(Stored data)

* Begin *

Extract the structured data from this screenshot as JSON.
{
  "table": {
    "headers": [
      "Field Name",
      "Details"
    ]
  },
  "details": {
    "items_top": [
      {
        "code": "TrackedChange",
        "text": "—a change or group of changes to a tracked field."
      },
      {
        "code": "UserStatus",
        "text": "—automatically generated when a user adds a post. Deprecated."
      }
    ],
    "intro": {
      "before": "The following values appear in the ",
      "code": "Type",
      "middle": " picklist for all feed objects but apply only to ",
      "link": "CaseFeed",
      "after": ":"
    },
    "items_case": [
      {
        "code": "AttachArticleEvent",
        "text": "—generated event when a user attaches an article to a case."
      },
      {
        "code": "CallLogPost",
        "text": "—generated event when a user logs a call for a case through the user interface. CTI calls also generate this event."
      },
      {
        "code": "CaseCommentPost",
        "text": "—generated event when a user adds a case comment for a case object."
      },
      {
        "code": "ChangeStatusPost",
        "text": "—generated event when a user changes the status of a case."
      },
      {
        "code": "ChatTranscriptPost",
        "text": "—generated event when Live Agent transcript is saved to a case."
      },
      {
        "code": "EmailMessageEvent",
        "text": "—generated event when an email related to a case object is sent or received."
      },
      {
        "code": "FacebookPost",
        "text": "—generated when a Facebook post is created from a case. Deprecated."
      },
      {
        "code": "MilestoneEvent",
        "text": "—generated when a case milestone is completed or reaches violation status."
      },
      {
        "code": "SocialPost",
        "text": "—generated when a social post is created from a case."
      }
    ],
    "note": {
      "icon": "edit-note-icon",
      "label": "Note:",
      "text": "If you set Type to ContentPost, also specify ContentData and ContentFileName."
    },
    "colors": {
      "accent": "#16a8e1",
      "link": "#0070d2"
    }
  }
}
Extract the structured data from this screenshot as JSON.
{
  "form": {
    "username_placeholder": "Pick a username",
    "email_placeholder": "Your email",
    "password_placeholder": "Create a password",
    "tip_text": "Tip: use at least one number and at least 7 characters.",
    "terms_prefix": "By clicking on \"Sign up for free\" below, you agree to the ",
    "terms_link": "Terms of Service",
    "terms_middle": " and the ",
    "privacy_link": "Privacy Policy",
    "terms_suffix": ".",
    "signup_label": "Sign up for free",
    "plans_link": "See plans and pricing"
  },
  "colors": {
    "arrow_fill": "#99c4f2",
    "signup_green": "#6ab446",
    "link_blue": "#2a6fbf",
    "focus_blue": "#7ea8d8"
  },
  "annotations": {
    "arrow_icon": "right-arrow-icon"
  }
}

* End *

**Your instructions**
Reproduce the listing above word for word.

**The completed task**
Extract the structured data from this screenshot as JSON.
{
  "table": {
    "headers": [
      "Field Name",
      "Details"
    ]
  },
  "details": {
    "items_top": [
      {
        "code": "TrackedChange",
        "text": "—a change or group of changes to a tracked field."
      },
      {
        "code": "UserStatus",
        "text": "—automatically generated when a user adds a post. Deprecated."
      }
    ],
    "intro": {
      "before": "The following values appear in the ",
      "code": "Type",
      "middle": " picklist for all feed objects but apply only to ",
      "link": "CaseFeed",
      "after": ":"
    },
    "items_case": [
      {
        "code": "AttachArticleEvent",
        "text": "—generated event when a user attaches an article to a case."
      },
      {
        "code": "CallLogPost",
        "text": "—generated event when a user logs a call for a case through the user interface. CTI calls also generate this event."
      },
      {
        "code": "CaseCommentPost",
        "text": "—generated event when a user adds a case comment for a case object."
      },
      {
        "code": "ChangeStatusPost",
        "text": "—generated event when a user changes the status of a case."
      },
      {
        "code": "ChatTranscriptPost",
        "text": "—generated event when Live Agent transcript is saved to a case."
      },
      {
        "code": "EmailMessageEvent",
        "text": "—generated event when an email related to a case object is sent or received."
      },
      {
        "code": "FacebookPost",
        "text": "—generated when a Facebook post is created from a case. Deprecated."
      },
      {
        "code": "MilestoneEvent",
        "text": "—generated when a case milestone is completed or reaches violation status."
      },
      {
        "code": "SocialPost",
        "text": "—generated when a social post is created from a case."
      }
    ],
    "note": {
      "icon": "edit-note-icon",
      "label": "Note:",
      "text": "If you set Type to ContentPost, also specify ContentData and ContentFileName."
    },
    "colors": {
      "accent": "#16a8e1",
      "link": "#0070d2"
    }
  }
}
Extract the structured data from this screenshot as JSON.
{
  "form": {
    "username_placeholder": "Pick a username",
    "email_placeholder": "Your email",
    "password_placeholder": "Create a password",
    "tip_text": "Tip: use at least one number and at least 7 characters.",
    "terms_prefix": "By clicking on \"Sign up for free\" below, you agree to the ",
    "terms_link": "Terms of Service",
    "terms_middle": " and the ",
    "privacy_link": "Privacy Policy",
    "terms_suffix": ".",
    "signup_label": "Sign up for free",
    "plans_link": "See plans and pricing"
  },
  "colors": {
    "arrow_fill": "#99c4f2",
    "signup_green": "#6ab446",
    "link_blue": "#2a6fbf",
    "focus_blue": "#7ea8d8"
  },
  "annotations": {
    "arrow_icon": "right-arrow-icon"
  }
}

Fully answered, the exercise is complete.